(Records from a data collection)
^^^^
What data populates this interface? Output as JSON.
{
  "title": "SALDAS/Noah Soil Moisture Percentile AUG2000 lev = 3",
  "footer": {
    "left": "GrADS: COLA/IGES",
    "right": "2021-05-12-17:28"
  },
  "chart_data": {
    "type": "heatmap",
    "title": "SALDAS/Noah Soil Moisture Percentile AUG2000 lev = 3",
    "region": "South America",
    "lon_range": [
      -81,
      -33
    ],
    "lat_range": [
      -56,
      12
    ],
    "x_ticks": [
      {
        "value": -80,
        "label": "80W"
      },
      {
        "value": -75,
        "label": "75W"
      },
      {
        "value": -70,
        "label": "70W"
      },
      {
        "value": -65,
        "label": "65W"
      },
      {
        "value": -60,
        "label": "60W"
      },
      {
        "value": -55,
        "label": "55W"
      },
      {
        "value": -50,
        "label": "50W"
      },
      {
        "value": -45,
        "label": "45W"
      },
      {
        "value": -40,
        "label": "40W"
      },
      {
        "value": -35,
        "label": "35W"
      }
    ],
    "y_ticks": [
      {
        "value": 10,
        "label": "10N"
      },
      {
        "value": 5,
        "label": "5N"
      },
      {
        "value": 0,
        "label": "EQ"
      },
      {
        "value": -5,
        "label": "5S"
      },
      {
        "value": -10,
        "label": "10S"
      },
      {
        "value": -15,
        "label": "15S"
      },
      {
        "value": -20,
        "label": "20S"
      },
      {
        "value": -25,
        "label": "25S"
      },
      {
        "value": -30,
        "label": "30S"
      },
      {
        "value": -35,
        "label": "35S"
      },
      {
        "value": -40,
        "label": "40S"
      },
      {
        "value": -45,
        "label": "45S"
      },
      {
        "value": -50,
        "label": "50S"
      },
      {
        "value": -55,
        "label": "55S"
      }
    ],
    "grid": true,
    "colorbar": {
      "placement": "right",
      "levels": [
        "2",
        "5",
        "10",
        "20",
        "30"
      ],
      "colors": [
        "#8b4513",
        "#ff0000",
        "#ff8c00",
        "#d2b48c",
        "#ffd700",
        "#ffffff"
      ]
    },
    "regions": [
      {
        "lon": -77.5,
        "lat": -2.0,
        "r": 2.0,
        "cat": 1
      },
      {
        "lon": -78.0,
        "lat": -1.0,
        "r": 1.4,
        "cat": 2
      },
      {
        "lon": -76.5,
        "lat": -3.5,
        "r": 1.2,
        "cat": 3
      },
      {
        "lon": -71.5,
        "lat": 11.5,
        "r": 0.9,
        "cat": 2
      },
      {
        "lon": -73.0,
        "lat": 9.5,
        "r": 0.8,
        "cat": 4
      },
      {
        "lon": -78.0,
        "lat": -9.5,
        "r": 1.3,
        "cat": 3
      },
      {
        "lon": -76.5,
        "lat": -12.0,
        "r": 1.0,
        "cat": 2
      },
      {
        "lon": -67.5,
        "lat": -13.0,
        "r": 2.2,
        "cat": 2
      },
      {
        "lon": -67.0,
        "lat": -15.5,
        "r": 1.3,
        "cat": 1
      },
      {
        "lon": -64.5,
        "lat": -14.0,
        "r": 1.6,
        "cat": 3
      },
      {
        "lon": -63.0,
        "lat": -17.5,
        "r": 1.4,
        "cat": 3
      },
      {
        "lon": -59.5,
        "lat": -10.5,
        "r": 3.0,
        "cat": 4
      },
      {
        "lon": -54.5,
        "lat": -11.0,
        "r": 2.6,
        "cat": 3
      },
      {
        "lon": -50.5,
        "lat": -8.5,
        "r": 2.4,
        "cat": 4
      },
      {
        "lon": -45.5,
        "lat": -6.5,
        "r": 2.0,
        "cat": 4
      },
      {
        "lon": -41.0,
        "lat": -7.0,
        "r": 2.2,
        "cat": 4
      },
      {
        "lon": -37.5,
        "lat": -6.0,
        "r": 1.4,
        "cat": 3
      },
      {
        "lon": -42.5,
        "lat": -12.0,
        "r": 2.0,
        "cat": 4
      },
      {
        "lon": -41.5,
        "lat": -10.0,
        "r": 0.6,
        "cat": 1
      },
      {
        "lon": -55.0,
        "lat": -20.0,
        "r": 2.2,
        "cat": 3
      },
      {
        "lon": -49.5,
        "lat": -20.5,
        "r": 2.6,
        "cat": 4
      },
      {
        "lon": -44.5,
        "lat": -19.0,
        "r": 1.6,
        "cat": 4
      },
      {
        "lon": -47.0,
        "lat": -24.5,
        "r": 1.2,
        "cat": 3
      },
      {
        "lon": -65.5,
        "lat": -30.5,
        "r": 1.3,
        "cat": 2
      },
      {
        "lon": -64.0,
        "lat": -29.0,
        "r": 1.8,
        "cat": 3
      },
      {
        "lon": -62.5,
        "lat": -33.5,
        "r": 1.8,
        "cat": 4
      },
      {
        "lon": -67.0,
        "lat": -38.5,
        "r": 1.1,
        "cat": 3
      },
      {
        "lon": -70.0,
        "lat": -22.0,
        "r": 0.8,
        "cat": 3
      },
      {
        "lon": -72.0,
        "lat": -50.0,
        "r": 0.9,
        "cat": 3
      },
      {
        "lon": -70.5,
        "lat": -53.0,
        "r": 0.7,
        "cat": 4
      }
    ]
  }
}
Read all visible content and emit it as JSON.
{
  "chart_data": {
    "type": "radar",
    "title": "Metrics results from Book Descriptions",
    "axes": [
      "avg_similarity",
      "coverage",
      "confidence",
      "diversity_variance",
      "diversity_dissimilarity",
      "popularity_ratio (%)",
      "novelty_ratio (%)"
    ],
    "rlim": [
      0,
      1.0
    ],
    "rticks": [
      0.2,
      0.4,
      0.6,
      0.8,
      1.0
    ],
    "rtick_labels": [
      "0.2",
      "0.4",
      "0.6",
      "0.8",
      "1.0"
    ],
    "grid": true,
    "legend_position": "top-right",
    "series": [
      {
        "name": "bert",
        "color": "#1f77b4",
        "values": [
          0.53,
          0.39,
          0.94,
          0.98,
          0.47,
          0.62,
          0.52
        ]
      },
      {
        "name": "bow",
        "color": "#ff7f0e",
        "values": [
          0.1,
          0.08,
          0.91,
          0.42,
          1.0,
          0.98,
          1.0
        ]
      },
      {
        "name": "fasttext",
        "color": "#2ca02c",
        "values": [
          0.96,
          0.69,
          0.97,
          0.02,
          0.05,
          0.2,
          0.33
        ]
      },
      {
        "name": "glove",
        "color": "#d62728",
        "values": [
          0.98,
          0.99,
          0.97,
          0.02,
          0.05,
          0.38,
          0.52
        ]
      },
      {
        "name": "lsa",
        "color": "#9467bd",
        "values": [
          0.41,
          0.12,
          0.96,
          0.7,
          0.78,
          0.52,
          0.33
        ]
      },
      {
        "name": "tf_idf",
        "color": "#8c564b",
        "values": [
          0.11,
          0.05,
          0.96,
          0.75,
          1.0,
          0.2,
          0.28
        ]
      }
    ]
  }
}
^^^^
### WHAT YOU ARE ASKED TO DO:
Your task is to repeat every line exactly.

### WORKED ANSWER:
What data populates this interface? Output as JSON.
{
  "title": "SALDAS/Noah Soil Moisture Percentile AUG2000 lev = 3",
  "footer": {
    "left": "GrADS: COLA/IGES",
    "right": "2021-05-12-17:28"
  },
  "chart_data": {
    "type": "heatmap",
    "title": "SALDAS/Noah Soil Moisture Percentile AUG2000 lev = 3",
    "region": "South America",
    "lon_range": [
      -81,
      -33
    ],
    "lat_range": [
      -56,
      12
    ],
    "x_ticks": [
      {
        "value": -80,
        "label": "80W"
      },
      {
        "value": -75,
        "label": "75W"
      },
      {
        "value": -70,
        "label": "70W"
      },
      {
        "value": -65,
        "label": "65W"
      },
      {
        "value": -60,
        "label": "60W"
      },
      {
        "value": -55,
        "label": "55W"
      },
      {
        "value": -50,
        "label": "50W"
      },
      {
        "value": -45,
        "label": "45W"
      },
      {
        "value": -40,
        "label": "40W"
      },
      {
        "value": -35,
        "label": "35W"
      }
    ],
    "y_ticks": [
      {
        "value": 10,
        "label": "10N"
      },
      {
        "value": 5,
        "label": "5N"
      },
      {
        "value": 0,
        "label": "EQ"
      },
      {
        "value": -5,
        "label": "5S"
      },
      {
        "value": -10,
        "label": "10S"
      },
      {
        "value": -15,
        "label": "15S"
      },
      {
        "value": -20,
        "label": "20S"
      },
      {
        "value": -25,
        "label": "25S"
      },
      {
        "value": -30,
        "label": "30S"
      },
      {
        "value": -35,
        "label": "35S"
      },
      {
        "value": -40,
        "label": "40S"
      },
      {
        "value": -45,
        "label": "45S"
      },
      {
        "value": -50,
        "label": "50S"
      },
      {
        "value": -55,
        "label": "55S"
      }
    ],
    "grid": true,
    "colorbar": {
      "placement": "right",
      "levels": [
        "2",
        "5",
        "10",
        "20",
        "30"
      ],
      "colors": [
        "#8b4513",
        "#ff0000",
        "#ff8c00",
        "#d2b48c",
        "#ffd700",
        "#ffffff"
      ]
    },
    "regions": [
      {
        "lon": -77.5,
        "lat": -2.0,
        "r": 2.0,
        "cat": 1
      },
      {
        "lon": -78.0,
        "lat": -1.0,
        "r": 1.4,
        "cat": 2
      },
      {
        "lon": -76.5,
        "lat": -3.5,
        "r": 1.2,
        "cat": 3
      },
      {
        "lon": -71.5,
        "lat": 11.5,
        "r": 0.9,
        "cat": 2
      },
      {
        "lon": -73.0,
        "lat": 9.5,
        "r": 0.8,
        "cat": 4
      },
      {
        "lon": -78.0,
        "lat": -9.5,
        "r": 1.3,
        "cat": 3
      },
      {
        "lon": -76.5,
        "lat": -12.0,
        "r": 1.0,
        "cat": 2
      },
      {
        "lon": -67.5,
        "lat": -13.0,
        "r": 2.2,
        "cat": 2
      },
      {
        "lon": -67.0,
        "lat": -15.5,
        "r": 1.3,
        "cat": 1
      },
      {
        "lon": -64.5,
        "lat": -14.0,
        "r": 1.6,
        "cat": 3
      },
      {
        "lon": -63.0,
        "lat": -17.5,
        "r": 1.4,
        "cat": 3
      },
      {
        "lon": -59.5,
        "lat": -10.5,
        "r": 3.0,
        "cat": 4
      },
      {
        "lon": -54.5,
        "lat": -11.0,
        "r": 2.6,
        "cat": 3
      },
      {
        "lon": -50.5,
        "lat": -8.5,
        "r": 2.4,
        "cat": 4
      },
      {
        "lon": -45.5,
        "lat": -6.5,
        "r": 2.0,
        "cat": 4
      },
      {
        "lon": -41.0,
        "lat": -7.0,
        "r": 2.2,
        "cat": 4
      },
      {
        "lon": -37.5,
        "lat": -6.0,
        "r": 1.4,
        "cat": 3
      },
      {
        "lon": -42.5,
        "lat": -12.0,
        "r": 2.0,
        "cat": 4
      },
      {
        "lon": -41.5,
        "lat": -10.0,
        "r": 0.6,
        "cat": 1
      },
      {
        "lon": -55.0,
        "lat": -20.0,
        "r": 2.2,
        "cat": 3
      },
      {
        "lon": -49.5,
        "lat": -20.5,
        "r": 2.6,
        "cat": 4
      },
      {
        "lon": -44.5,
        "lat": -19.0,
        "r": 1.6,
        "cat": 4
      },
      {
        "lon": -47.0,
        "lat": -24.5,
        "r": 1.2,
        "cat": 3
      },
      {
        "lon": -65.5,
        "lat": -30.5,
        "r": 1.3,
        "cat": 2
      },
      {
        "lon": -64.0,
        "lat": -29.0,
        "r": 1.8,
        "cat": 3
      },
      {
        "lon": -62.5,
        "lat": -33.5,
        "r": 1.8,
        "cat": 4
      },
      {
        "lon": -67.0,
        "lat": -38.5,
        "r": 1.1,
        "cat": 3
      },
      {
        "lon": -70.0,
        "lat": -22.0,
        "r": 0.8,
        "cat": 3
      },
      {
        "lon": -72.0,
        "lat": -50.0,
        "r": 0.9,
        "cat": 3
      },
      {
        "lon": -70.5,
        "lat": -53.0,
        "r": 0.7,
        "cat": 4
      }
    ]
  }
}
Read all visible content and emit it as JSON.
{
  "chart_data": {
    "type": "radar",
    "title": "Metrics results from Book Descriptions",
    "axes": [
      "avg_similarity",
      "coverage",
      "confidence",
      "diversity_variance",
      "diversity_dissimilarity",
      "popularity_ratio (%)",
      "novelty_ratio (%)"
    ],
    "rlim": [
      0,
      1.0
    ],
    "rticks": [
      0.2,
      0.4,
      0.6,
      0.8,
      1.0
    ],
    "rtick_labels": [
      "0.2",
      "0.4",
      "0.6",
      "0.8",
      "1.0"
    ],
    "grid": true,
    "legend_position": "top-right",
    "series": [
      {
        "name": "bert",
        "color": "#1f77b4",
        "values": [
          0.53,
          0.39,
          0.94,
          0.98,
          0.47,
          0.62,
          0.52
        ]
      },
      {
        "name": "bow",
        "color": "#ff7f0e",
        "values": [
          0.1,
          0.08,
          0.91,
          0.42,
          1.0,
          0.98,
          1.0
        ]
      },
      {
        "name": "fasttext",
        "color": "#2ca02c",
        "values": [
          0.96,
          0.69,
          0.97,
          0.02,
          0.05,
          0.2,
          0.33
        ]
      },
      {
        "name": "glove",
        "color": "#d62728",
        "values": [
          0.98,
          0.99,
          0.97,
          0.02,
          0.05,
          0.38,
          0.52
        ]
      },
      {
        "name": "lsa",
        "color": "#9467bd",
        "values": [
          0.41,
          0.12,
          0.96,
          0.7,
          0.78,
          0.52,
          0.33
        ]
      },
      {
        "name": "tf_idf",
        "color": "#8c564b",
        "values": [
          0.11,
          0.05,
          0.96,
          0.75,
          1.0,
          0.2,
          0.28
        ]
      }
    ]
  }
}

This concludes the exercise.